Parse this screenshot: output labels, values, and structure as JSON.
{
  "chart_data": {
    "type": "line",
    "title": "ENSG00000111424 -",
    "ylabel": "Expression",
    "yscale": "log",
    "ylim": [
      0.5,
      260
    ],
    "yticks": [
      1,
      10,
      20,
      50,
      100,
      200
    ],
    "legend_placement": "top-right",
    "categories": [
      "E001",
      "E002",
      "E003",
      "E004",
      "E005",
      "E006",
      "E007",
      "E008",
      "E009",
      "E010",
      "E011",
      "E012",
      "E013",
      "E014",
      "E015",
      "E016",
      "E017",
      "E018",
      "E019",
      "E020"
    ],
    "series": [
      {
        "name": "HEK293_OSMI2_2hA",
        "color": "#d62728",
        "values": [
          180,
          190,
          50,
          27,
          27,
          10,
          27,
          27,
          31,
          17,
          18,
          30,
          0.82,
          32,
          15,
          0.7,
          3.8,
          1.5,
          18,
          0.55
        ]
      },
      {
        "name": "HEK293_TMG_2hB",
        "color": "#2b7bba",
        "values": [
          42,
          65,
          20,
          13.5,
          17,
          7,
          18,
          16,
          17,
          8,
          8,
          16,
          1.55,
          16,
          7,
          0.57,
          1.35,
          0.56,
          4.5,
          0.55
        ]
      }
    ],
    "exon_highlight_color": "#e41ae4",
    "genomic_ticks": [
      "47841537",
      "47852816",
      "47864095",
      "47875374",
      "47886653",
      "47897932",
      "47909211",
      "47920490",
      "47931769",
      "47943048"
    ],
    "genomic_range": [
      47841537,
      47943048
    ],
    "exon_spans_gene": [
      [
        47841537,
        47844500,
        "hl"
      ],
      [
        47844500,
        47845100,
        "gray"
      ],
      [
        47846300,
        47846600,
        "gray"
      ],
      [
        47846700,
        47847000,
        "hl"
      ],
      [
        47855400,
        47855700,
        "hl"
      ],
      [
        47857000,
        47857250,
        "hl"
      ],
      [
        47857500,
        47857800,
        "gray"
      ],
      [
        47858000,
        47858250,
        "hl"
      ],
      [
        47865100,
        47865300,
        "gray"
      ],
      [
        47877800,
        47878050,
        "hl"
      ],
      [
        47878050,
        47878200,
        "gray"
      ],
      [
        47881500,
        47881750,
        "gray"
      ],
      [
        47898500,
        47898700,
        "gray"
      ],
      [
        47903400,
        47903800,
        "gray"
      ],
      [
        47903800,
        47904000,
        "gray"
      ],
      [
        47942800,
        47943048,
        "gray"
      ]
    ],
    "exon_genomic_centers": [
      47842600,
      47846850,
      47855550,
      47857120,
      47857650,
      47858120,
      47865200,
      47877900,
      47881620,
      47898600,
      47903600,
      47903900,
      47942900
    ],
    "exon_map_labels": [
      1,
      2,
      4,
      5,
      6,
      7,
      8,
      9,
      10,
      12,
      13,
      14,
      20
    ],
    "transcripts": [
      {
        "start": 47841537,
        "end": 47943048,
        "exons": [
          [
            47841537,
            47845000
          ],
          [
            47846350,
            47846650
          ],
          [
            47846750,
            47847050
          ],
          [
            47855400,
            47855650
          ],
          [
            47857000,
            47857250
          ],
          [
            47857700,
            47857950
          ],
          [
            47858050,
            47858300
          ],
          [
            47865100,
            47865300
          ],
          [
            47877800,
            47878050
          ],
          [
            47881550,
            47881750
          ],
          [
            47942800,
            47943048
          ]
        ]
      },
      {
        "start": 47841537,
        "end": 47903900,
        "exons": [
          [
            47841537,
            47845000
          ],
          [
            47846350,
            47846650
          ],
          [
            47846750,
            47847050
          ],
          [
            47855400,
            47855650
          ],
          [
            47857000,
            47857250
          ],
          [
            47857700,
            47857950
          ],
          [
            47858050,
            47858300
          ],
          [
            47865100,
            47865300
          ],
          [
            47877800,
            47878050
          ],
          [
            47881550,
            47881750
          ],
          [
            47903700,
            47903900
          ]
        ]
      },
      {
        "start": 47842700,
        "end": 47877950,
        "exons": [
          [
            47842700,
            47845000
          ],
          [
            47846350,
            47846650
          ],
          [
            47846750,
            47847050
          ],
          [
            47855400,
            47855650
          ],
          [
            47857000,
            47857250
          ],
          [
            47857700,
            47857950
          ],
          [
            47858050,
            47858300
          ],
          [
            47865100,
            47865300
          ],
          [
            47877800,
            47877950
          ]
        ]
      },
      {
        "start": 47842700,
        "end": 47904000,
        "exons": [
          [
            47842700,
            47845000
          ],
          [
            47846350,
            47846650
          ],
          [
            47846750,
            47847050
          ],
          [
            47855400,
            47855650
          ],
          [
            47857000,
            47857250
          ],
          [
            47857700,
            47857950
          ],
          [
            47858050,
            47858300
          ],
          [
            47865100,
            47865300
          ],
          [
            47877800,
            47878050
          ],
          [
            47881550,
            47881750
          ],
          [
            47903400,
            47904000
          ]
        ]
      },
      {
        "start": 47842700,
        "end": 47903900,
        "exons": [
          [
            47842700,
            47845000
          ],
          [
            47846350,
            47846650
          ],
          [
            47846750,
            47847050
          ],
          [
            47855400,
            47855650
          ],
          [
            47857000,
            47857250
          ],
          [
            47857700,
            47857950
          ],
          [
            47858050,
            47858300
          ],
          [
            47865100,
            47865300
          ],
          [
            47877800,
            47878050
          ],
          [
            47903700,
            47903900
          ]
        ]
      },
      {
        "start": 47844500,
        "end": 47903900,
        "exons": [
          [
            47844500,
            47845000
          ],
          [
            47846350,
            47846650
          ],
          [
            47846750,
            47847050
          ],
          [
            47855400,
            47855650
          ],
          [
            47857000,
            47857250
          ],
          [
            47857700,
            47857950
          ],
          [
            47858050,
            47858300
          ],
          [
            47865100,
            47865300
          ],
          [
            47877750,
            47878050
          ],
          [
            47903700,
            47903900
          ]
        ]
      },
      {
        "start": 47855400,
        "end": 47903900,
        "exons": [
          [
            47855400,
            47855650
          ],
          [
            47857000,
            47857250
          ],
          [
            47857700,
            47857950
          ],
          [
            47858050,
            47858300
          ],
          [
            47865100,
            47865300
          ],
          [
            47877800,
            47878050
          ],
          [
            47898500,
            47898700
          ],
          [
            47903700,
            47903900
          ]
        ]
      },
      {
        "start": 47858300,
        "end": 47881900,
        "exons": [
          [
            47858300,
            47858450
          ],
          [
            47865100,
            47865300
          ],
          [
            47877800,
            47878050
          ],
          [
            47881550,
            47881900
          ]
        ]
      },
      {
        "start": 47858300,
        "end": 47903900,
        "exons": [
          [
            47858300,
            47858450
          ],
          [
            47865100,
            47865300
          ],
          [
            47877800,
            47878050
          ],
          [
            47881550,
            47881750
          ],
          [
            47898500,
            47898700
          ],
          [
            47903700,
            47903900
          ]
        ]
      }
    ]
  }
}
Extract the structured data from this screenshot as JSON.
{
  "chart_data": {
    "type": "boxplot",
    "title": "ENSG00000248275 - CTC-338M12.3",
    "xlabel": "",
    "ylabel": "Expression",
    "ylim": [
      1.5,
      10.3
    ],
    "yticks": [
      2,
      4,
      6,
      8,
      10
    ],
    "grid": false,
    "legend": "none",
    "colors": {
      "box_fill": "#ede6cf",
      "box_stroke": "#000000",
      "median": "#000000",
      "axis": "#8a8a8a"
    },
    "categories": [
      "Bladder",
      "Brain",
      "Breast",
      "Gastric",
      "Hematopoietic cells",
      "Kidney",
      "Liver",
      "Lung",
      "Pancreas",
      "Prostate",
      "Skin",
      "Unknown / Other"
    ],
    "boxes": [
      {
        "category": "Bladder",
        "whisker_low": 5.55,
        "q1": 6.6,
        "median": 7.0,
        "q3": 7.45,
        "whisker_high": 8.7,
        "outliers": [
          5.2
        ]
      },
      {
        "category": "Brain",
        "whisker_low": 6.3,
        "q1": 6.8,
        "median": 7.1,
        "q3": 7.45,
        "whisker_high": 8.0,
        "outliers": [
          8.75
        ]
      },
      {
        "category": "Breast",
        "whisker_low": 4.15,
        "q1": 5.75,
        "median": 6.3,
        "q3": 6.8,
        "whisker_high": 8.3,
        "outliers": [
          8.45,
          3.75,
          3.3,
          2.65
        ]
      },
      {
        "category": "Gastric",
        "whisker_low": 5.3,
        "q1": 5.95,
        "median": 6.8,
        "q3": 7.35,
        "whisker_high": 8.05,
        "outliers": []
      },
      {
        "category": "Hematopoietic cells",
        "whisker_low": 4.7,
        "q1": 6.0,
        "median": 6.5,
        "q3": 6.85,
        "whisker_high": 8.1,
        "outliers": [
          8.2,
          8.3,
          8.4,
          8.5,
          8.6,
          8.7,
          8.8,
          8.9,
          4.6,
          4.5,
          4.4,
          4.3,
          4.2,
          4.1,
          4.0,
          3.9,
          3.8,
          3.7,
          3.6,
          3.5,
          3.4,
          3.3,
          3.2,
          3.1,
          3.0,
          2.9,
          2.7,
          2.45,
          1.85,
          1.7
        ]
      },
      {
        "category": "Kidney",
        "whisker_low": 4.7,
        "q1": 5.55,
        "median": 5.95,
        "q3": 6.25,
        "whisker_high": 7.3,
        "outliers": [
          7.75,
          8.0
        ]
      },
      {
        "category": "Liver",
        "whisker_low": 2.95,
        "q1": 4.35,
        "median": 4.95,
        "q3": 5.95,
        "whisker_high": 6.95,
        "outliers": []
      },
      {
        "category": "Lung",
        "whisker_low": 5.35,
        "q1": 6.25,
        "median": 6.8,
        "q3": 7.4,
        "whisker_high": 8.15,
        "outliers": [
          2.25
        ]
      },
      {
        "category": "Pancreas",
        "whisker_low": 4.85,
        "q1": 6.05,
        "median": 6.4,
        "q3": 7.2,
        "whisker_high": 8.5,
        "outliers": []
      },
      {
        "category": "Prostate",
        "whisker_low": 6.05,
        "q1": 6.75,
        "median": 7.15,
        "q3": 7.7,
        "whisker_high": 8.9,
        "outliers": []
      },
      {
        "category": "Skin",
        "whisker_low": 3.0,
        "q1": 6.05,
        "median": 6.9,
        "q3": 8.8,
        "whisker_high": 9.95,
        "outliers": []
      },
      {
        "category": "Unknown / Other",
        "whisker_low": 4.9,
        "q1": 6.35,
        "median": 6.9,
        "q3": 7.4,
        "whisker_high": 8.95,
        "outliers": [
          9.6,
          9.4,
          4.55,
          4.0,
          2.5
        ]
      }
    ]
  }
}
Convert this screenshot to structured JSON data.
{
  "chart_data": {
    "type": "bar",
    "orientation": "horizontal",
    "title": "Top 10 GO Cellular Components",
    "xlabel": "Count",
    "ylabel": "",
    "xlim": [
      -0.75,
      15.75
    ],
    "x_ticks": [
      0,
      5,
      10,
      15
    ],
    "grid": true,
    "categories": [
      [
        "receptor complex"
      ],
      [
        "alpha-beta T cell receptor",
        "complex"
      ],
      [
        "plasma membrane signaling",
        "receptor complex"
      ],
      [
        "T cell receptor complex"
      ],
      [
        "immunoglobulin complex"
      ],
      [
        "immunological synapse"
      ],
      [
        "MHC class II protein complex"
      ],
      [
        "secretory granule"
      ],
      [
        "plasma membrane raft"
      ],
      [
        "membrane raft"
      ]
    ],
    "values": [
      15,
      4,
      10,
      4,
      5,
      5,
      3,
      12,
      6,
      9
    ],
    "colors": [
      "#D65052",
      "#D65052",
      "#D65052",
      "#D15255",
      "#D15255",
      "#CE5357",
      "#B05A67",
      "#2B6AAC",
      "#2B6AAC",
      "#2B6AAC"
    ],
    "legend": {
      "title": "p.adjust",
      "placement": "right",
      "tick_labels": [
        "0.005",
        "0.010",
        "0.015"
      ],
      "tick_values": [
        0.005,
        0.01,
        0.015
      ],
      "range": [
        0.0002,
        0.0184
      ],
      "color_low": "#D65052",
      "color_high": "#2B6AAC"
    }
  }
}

+ + + + + + +

Find the lines above that contain the word "complex" and collect them.

        "receptor complex"
        "complex"
        "receptor complex"
        "T cell receptor complex"
        "immunoglobulin complex"
        "MHC class II protein complex"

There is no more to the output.